> Input records:
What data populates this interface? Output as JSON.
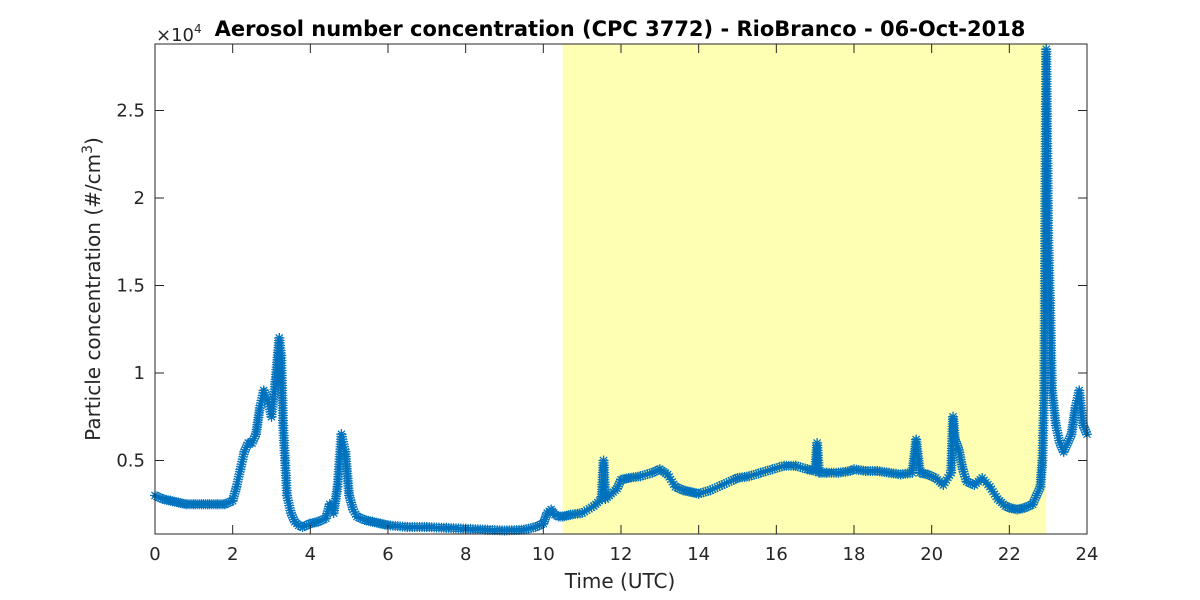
{
  "chart_data": {
    "type": "scatter",
    "title": "Aerosol number concentration (CPC 3772) - RioBranco - 06-Oct-2018",
    "xlabel": "Time (UTC)",
    "ylabel": "Particle concentration (#/cm",
    "ylabel_superscript": "3",
    "ylabel_suffix": ")",
    "exponent_label": "×10",
    "exponent_power": "4",
    "marker": "*",
    "xlim": [
      0,
      24
    ],
    "ylim": [
      800,
      28800
    ],
    "xticks": [
      0,
      2,
      4,
      6,
      8,
      10,
      12,
      14,
      16,
      18,
      20,
      22,
      24
    ],
    "xtick_labels": [
      "0",
      "2",
      "4",
      "6",
      "8",
      "10",
      "12",
      "14",
      "16",
      "18",
      "20",
      "22",
      "24"
    ],
    "yticks": [
      5000,
      10000,
      15000,
      20000,
      25000
    ],
    "ytick_labels": [
      "0.5",
      "1",
      "1.5",
      "2",
      "2.5"
    ],
    "grid": false,
    "colors": {
      "series": "#0072BD",
      "shade": "#FFFFB3",
      "axes": "#262626"
    },
    "shaded_region": {
      "x_start": 10.5,
      "x_end": 22.95
    },
    "series": [
      {
        "x": [
          0.0,
          0.2,
          0.4,
          0.6,
          0.8,
          1.0,
          1.2,
          1.4,
          1.6,
          1.8,
          2.0,
          2.1,
          2.2,
          2.3,
          2.4,
          2.5,
          2.6,
          2.7,
          2.8,
          2.9,
          3.0,
          3.1,
          3.2,
          3.25,
          3.3,
          3.35,
          3.4,
          3.5,
          3.6,
          3.7,
          3.8,
          4.0,
          4.2,
          4.4,
          4.5,
          4.6,
          4.7,
          4.8,
          4.9,
          5.0,
          5.1,
          5.2,
          5.4,
          5.6,
          5.8,
          6.0,
          6.5,
          7.0,
          7.5,
          8.0,
          8.5,
          9.0,
          9.5,
          9.8,
          10.0,
          10.1,
          10.2,
          10.3,
          10.4,
          10.5,
          10.7,
          11.0,
          11.3,
          11.5,
          11.55,
          11.6,
          11.7,
          11.9,
          12.0,
          12.2,
          12.5,
          12.8,
          13.0,
          13.2,
          13.4,
          13.6,
          13.8,
          14.0,
          14.3,
          14.6,
          14.9,
          15.0,
          15.3,
          15.6,
          15.9,
          16.2,
          16.5,
          16.8,
          17.0,
          17.05,
          17.1,
          17.3,
          17.6,
          17.9,
          18.0,
          18.3,
          18.6,
          18.9,
          19.2,
          19.5,
          19.6,
          19.7,
          19.9,
          20.1,
          20.3,
          20.5,
          20.55,
          20.6,
          20.7,
          20.8,
          20.9,
          21.1,
          21.3,
          21.5,
          21.7,
          21.9,
          22.0,
          22.2,
          22.4,
          22.6,
          22.7,
          22.8,
          22.85,
          22.9,
          22.95,
          23.0,
          23.05,
          23.1,
          23.2,
          23.3,
          23.4,
          23.5,
          23.6,
          23.7,
          23.8,
          23.9,
          24.0
        ],
        "y": [
          3000,
          2800,
          2700,
          2600,
          2500,
          2500,
          2500,
          2500,
          2500,
          2500,
          2700,
          3500,
          4500,
          5500,
          6000,
          6000,
          6500,
          8000,
          9000,
          8500,
          7500,
          9500,
          12000,
          11000,
          7000,
          5000,
          3000,
          2000,
          1500,
          1300,
          1200,
          1400,
          1500,
          1700,
          2500,
          2000,
          3500,
          6500,
          5500,
          3000,
          2200,
          1800,
          1600,
          1500,
          1400,
          1300,
          1200,
          1200,
          1150,
          1100,
          1050,
          1000,
          1050,
          1200,
          1400,
          2000,
          2200,
          1900,
          1800,
          1800,
          1900,
          2000,
          2400,
          2800,
          5000,
          2800,
          3000,
          3400,
          3900,
          4000,
          4100,
          4300,
          4500,
          4200,
          3500,
          3300,
          3200,
          3100,
          3300,
          3600,
          3900,
          4000,
          4100,
          4300,
          4500,
          4700,
          4700,
          4500,
          4400,
          6000,
          4300,
          4300,
          4300,
          4400,
          4500,
          4400,
          4400,
          4300,
          4200,
          4300,
          6200,
          4300,
          4200,
          4000,
          3600,
          4300,
          7500,
          6200,
          5600,
          4500,
          3800,
          3600,
          4000,
          3500,
          2800,
          2400,
          2300,
          2200,
          2300,
          2500,
          3000,
          3500,
          5000,
          9000,
          28500,
          18000,
          14000,
          9000,
          7000,
          6000,
          5500,
          6000,
          6500,
          8000,
          9000,
          7000,
          6500
        ]
      }
    ]
  }
}
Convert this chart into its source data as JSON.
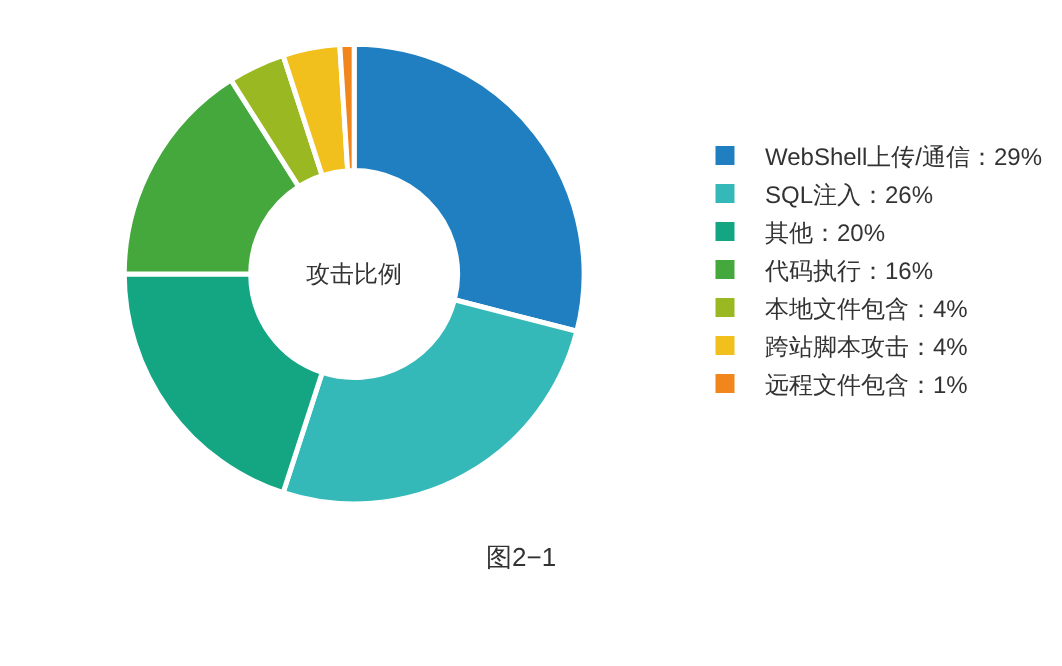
{
  "chart_data": {
    "type": "donut",
    "title": "攻击比例",
    "categories": [
      "WebShell上传/通信：29%",
      "SQL注入：26%",
      "其他：20%",
      "代码执行：16%",
      "本地文件包含：4%",
      "跨站脚本攻击：4%",
      "远程文件包含：1%"
    ],
    "values": [
      29,
      26,
      20,
      16,
      4,
      4,
      1
    ],
    "colors": [
      "#1f7fc0",
      "#35b8b8",
      "#14a683",
      "#44a83c",
      "#9ab822",
      "#f2c01c",
      "#f0861c"
    ],
    "legend": "right",
    "annotations": [
      "图2−1"
    ]
  }
}
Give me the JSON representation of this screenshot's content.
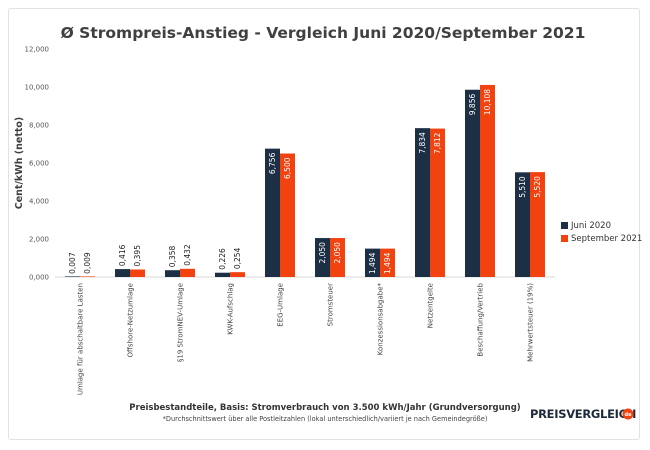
{
  "chart_data": {
    "type": "bar",
    "title": "Ø Strompreis-Anstieg -  Vergleich Juni 2020/September 2021",
    "ylabel": "Cent/kWh (netto)",
    "xlabel": "Preisbestandteile, Basis: Stromverbrauch von 3.500 kWh/Jahr (Grundversorgung)",
    "footnote": "*Durchschnittswert über alle Postleitzahlen (lokal unterschiedlich/variiert je nach Gemeindegröße)",
    "ylim": [
      0,
      12000
    ],
    "yticks": [
      "0,000",
      "2,000",
      "4,000",
      "6,000",
      "8,000",
      "10,000",
      "12,000"
    ],
    "grid": false,
    "legend_position": "right",
    "categories": [
      "Umlage für abschaltbare Lasten",
      "Offshore-Netzumlage",
      "§19 StromNEV-Umlage",
      "KWK-Aufschlag",
      "EEG-Umlage",
      "Stromsteuer",
      "Konzessionsabgabe*",
      "Netzentgelte",
      "Beschaffung/Vertrieb",
      "Mehrwertsteuer (19%)"
    ],
    "series": [
      {
        "name": "Juni 2020",
        "color": "#1c2f45",
        "values": [
          7,
          416,
          358,
          226,
          6756,
          2050,
          1494,
          7834,
          9856,
          5510
        ],
        "labels": [
          "0,007",
          "0,416",
          "0,358",
          "0,226",
          "6,756",
          "2,050",
          "1,494",
          "7,834",
          "9,856",
          "5,510"
        ]
      },
      {
        "name": "September 2021",
        "color": "#f2420f",
        "values": [
          9,
          395,
          432,
          254,
          6500,
          2050,
          1494,
          7812,
          10108,
          5520
        ],
        "labels": [
          "0,009",
          "0,395",
          "0,432",
          "0,254",
          "6,500",
          "2,050",
          "1,494",
          "7,812",
          "10,108",
          "5,520"
        ]
      }
    ]
  },
  "branding": {
    "logo_text": "PREISVERGLEICH",
    "logo_badge": "de",
    "logo_color": "#f2420f"
  }
}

> What to produce: Where a line in the material contains "this", copy that line.

> Written answer:
What data populates this interface? Output as JSON.
Convert this chart into its source data as JSON.
Give me the JSON representation of this screenshot's content.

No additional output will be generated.